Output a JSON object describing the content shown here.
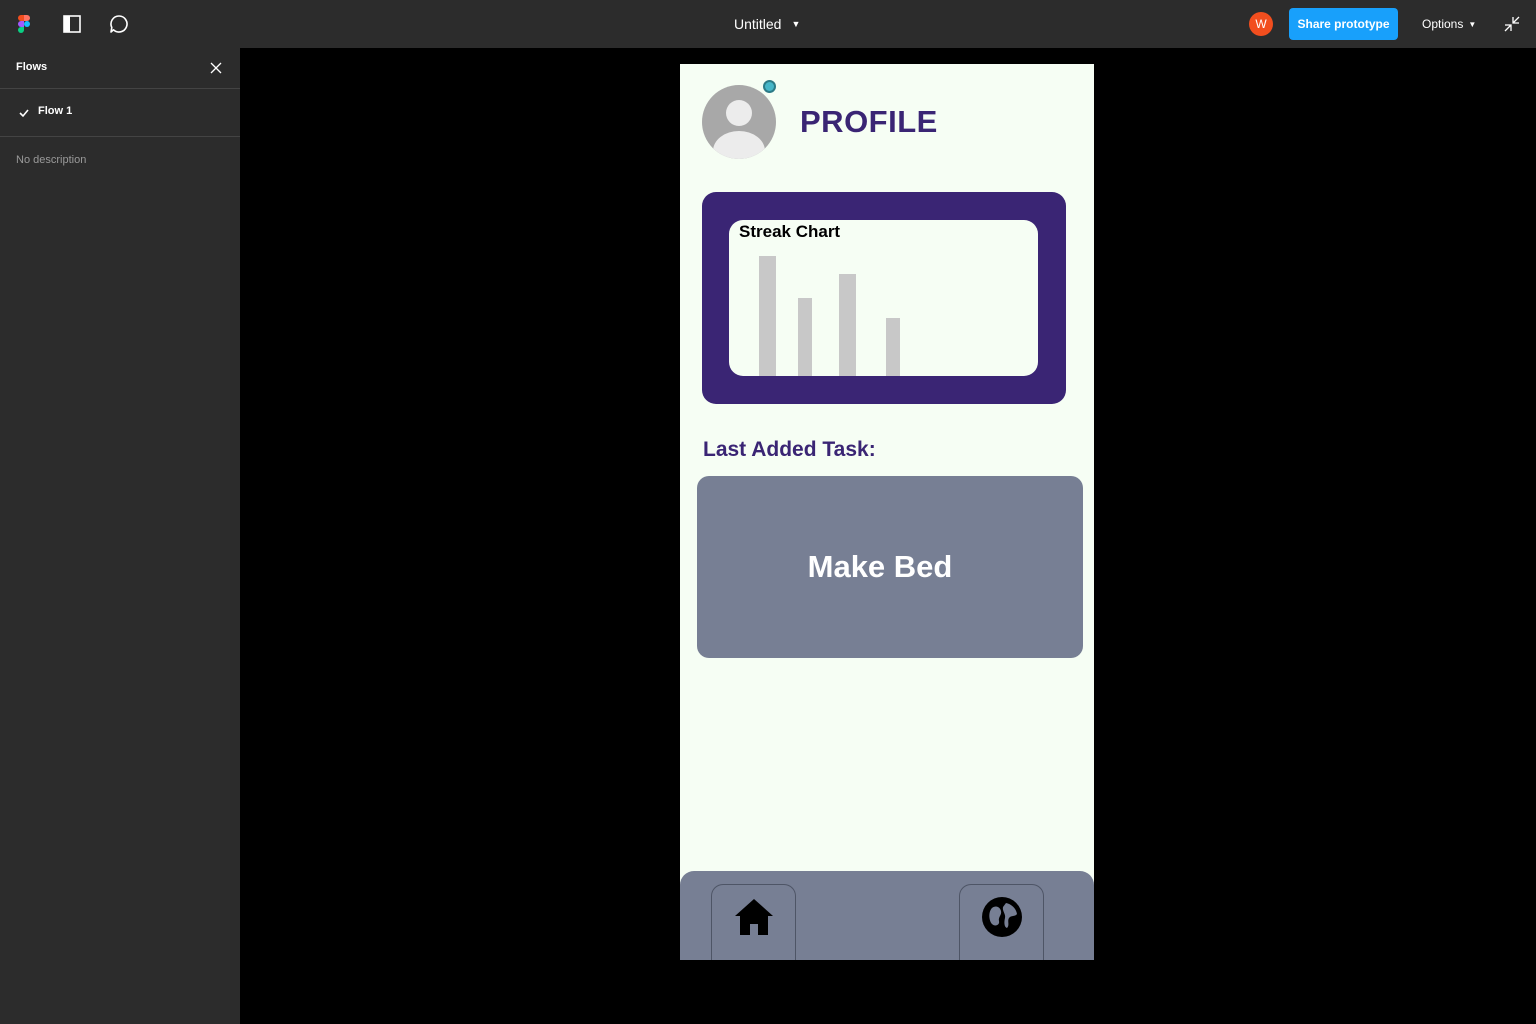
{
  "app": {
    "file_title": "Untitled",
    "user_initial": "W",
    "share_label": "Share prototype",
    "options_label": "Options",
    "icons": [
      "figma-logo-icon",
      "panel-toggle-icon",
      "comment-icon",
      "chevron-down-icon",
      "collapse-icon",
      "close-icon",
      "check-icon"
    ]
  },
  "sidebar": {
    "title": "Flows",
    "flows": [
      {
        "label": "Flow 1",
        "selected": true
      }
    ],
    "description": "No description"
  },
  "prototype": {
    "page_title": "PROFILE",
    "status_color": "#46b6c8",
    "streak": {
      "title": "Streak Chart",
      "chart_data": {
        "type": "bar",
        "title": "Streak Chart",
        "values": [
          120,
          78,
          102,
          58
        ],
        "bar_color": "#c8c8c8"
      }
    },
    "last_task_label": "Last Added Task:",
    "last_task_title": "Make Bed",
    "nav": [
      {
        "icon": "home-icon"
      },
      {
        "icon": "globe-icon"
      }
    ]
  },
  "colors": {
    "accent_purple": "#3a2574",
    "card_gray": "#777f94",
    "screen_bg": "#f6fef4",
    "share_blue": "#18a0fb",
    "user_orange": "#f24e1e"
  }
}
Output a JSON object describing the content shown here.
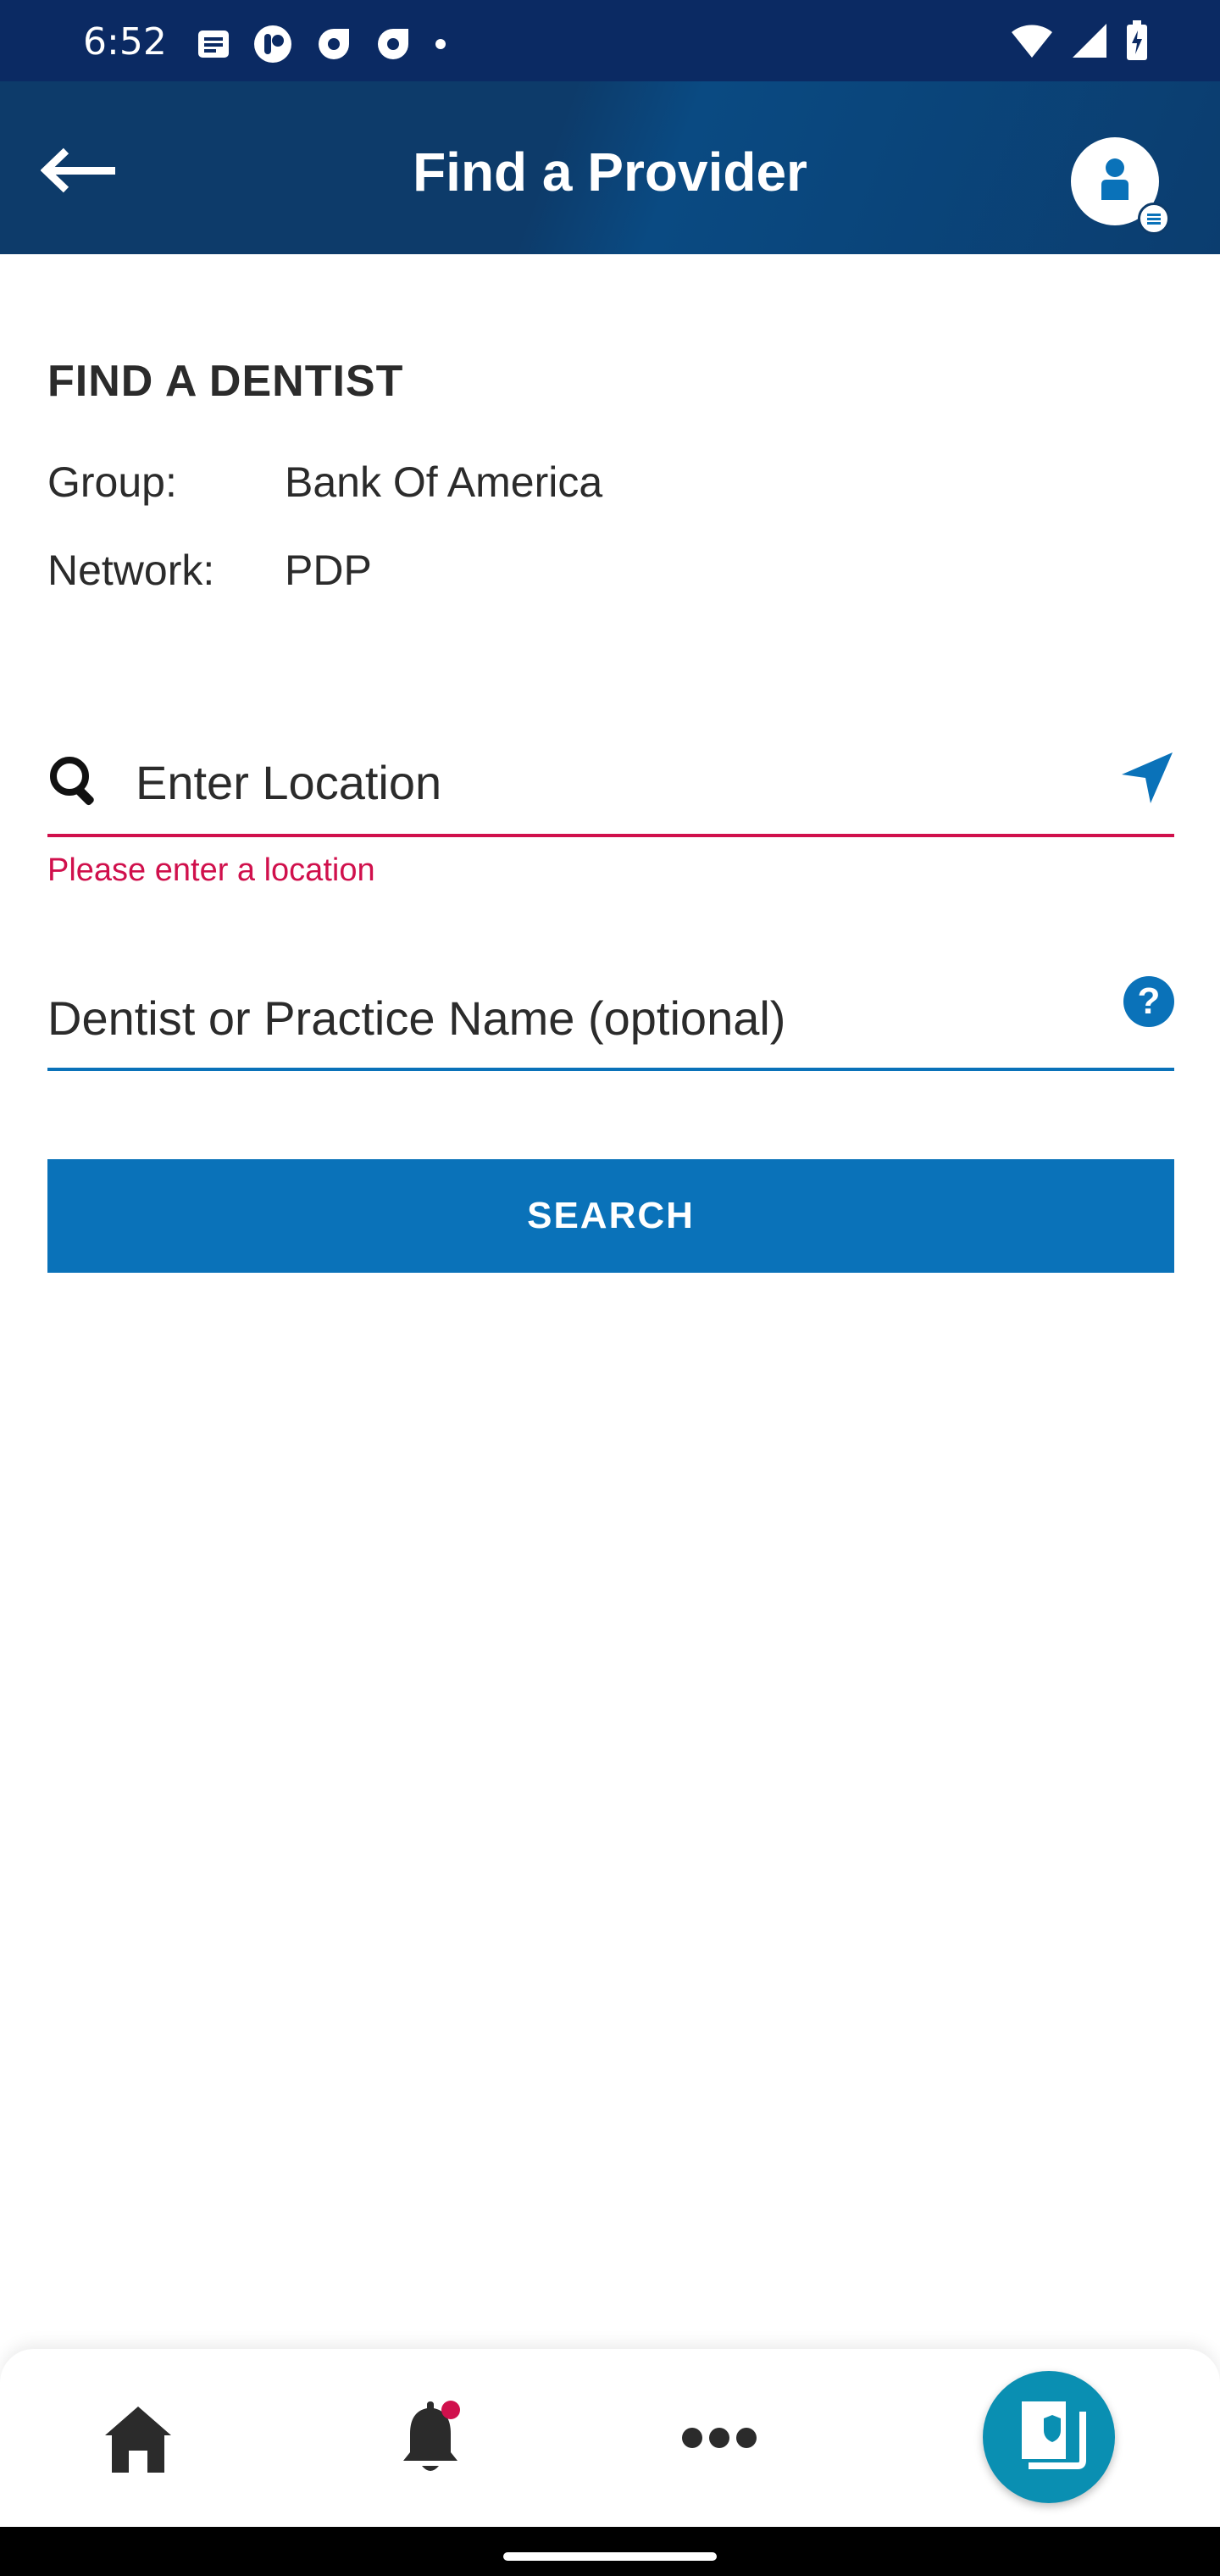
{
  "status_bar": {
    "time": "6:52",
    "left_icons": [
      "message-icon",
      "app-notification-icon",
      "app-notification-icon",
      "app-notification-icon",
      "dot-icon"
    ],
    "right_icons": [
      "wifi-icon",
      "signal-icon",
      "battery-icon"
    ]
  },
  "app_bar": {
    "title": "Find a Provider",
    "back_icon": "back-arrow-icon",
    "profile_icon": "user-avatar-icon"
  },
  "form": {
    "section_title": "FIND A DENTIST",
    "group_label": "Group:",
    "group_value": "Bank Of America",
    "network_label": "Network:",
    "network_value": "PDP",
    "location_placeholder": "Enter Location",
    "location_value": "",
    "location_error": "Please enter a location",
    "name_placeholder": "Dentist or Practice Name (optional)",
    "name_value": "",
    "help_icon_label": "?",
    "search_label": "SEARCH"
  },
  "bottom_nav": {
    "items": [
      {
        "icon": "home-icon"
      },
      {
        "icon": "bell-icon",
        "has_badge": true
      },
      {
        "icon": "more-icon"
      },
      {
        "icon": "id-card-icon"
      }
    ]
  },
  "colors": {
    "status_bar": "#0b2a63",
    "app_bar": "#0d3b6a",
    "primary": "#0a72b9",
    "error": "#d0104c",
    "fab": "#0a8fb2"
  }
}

◇ ◇ ◇ ◇

=== WHAT YOU NEED TO DO ===
Reproduce every entry word for word, but omit the pictures.

=== COMPLETE RESPONSE ===
Output a JSON object describing the content shown here.
{
  "app": {
    "file_title": "Untitled",
    "user_initial": "W",
    "share_label": "Share prototype",
    "options_label": "Options",
    "icons": [
      "figma-logo-icon",
      "panel-toggle-icon",
      "comment-icon",
      "chevron-down-icon",
      "collapse-icon",
      "close-icon",
      "check-icon"
    ]
  },
  "sidebar": {
    "title": "Flows",
    "flows": [
      {
        "label": "Flow 1",
        "selected": true
      }
    ],
    "description": "No description"
  },
  "prototype": {
    "page_title": "PROFILE",
    "status_color": "#46b6c8",
    "streak": {
      "title": "Streak Chart",
      "chart_data": {
        "type": "bar",
        "title": "Streak Chart",
        "values": [
          120,
          78,
          102,
          58
        ],
        "bar_color": "#c8c8c8"
      }
    },
    "last_task_label": "Last Added Task:",
    "last_task_title": "Make Bed",
    "nav": [
      {
        "icon": "home-icon"
      },
      {
        "icon": "globe-icon"
      }
    ]
  },
  "colors": {
    "accent_purple": "#3a2574",
    "card_gray": "#777f94",
    "screen_bg": "#f6fef4",
    "share_blue": "#18a0fb",
    "user_orange": "#f24e1e"
  }
}
Output a JSON object describing the content shown here.
{
  "status_bar": {
    "time": "6:52",
    "left_icons": [
      "message-icon",
      "app-notification-icon",
      "app-notification-icon",
      "app-notification-icon",
      "dot-icon"
    ],
    "right_icons": [
      "wifi-icon",
      "signal-icon",
      "battery-icon"
    ]
  },
  "app_bar": {
    "title": "Find a Provider",
    "back_icon": "back-arrow-icon",
    "profile_icon": "user-avatar-icon"
  },
  "form": {
    "section_title": "FIND A DENTIST",
    "group_label": "Group:",
    "group_value": "Bank Of America",
    "network_label": "Network:",
    "network_value": "PDP",
    "location_placeholder": "Enter Location",
    "location_value": "",
    "location_error": "Please enter a location",
    "name_placeholder": "Dentist or Practice Name (optional)",
    "name_value": "",
    "help_icon_label": "?",
    "search_label": "SEARCH"
  },
  "bottom_nav": {
    "items": [
      {
        "icon": "home-icon"
      },
      {
        "icon": "bell-icon",
        "has_badge": true
      },
      {
        "icon": "more-icon"
      },
      {
        "icon": "id-card-icon"
      }
    ]
  },
  "colors": {
    "status_bar": "#0b2a63",
    "app_bar": "#0d3b6a",
    "primary": "#0a72b9",
    "error": "#d0104c",
    "fab": "#0a8fb2"
  }
}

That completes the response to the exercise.